Exercise goal>
How many lines in the records below contain the word "Please"? Give only the number.

[Data excerpts]
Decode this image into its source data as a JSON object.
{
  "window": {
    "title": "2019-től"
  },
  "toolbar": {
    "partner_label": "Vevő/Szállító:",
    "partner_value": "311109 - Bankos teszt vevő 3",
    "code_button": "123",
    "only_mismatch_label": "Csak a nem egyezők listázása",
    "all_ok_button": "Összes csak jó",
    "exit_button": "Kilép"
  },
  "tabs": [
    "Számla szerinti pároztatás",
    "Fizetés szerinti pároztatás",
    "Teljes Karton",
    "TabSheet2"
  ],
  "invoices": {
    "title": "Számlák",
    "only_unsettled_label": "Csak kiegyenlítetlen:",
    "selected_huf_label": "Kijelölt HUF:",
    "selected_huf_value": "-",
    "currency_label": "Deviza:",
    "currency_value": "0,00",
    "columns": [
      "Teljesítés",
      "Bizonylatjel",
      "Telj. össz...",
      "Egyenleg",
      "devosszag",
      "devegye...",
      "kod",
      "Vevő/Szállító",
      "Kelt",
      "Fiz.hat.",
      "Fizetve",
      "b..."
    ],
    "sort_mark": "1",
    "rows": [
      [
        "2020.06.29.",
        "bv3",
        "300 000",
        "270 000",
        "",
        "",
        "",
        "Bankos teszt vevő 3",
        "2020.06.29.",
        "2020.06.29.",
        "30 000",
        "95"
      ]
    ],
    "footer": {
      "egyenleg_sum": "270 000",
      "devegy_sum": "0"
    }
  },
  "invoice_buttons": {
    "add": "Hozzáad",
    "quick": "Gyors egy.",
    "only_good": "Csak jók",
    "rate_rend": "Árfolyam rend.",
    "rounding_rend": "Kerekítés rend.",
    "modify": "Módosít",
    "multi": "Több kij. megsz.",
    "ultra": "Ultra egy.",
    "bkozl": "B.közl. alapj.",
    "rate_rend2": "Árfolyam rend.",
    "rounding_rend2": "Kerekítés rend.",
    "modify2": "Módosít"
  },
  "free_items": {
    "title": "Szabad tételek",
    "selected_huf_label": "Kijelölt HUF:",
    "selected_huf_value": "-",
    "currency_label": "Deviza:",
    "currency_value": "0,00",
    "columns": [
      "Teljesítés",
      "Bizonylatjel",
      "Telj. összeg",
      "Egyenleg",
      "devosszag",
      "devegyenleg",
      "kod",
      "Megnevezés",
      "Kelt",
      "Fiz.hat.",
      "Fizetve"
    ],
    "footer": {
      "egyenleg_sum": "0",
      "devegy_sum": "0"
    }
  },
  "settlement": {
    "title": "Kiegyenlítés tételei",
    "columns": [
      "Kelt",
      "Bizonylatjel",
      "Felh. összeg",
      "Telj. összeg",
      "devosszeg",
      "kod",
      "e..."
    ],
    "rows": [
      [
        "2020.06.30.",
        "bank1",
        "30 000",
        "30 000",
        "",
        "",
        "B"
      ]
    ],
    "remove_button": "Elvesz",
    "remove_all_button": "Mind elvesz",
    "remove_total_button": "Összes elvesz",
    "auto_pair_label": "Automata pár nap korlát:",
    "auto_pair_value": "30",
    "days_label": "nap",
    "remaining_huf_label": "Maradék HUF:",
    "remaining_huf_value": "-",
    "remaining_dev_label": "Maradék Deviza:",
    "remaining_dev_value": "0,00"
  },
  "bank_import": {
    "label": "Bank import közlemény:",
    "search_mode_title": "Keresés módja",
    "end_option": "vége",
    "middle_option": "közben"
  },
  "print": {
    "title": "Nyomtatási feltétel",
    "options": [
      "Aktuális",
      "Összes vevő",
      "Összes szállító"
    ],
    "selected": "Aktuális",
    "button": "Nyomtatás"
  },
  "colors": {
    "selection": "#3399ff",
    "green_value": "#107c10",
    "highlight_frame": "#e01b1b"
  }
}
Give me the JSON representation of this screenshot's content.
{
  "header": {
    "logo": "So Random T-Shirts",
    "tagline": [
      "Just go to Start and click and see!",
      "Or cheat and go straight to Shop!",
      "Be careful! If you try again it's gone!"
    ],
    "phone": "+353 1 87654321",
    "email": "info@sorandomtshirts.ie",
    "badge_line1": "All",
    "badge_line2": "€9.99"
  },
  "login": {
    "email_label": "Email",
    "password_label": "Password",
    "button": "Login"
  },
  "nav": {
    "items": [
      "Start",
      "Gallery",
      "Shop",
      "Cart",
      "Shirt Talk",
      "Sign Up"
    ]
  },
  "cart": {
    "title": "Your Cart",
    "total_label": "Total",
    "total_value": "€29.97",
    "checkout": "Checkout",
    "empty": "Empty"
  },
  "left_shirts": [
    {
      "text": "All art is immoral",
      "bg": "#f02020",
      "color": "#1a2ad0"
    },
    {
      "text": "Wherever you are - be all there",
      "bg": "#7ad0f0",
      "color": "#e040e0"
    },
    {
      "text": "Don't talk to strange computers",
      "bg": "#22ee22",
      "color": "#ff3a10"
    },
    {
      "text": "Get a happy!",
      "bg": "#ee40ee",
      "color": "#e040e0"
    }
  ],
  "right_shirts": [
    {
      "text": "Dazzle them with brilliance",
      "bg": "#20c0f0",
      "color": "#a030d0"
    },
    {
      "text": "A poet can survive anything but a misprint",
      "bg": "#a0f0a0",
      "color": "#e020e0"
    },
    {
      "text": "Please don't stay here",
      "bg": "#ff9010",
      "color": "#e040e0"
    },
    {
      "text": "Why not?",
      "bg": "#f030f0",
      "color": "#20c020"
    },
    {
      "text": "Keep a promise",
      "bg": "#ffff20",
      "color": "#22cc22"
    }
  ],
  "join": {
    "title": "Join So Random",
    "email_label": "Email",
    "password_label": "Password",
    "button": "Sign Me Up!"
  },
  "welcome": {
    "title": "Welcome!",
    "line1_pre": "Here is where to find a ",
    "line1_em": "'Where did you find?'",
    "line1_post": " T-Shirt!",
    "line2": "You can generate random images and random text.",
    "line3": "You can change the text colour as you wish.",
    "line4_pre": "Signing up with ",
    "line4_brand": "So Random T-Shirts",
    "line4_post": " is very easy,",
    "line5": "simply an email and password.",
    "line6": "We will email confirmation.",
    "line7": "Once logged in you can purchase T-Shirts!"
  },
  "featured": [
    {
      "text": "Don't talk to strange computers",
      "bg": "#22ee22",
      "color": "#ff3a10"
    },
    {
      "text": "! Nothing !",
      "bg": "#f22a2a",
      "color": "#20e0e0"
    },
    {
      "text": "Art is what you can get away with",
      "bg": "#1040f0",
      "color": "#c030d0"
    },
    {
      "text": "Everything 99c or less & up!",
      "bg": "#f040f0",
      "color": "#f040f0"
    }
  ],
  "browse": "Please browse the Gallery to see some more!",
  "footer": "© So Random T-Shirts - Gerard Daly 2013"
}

Solution for this exercise>
2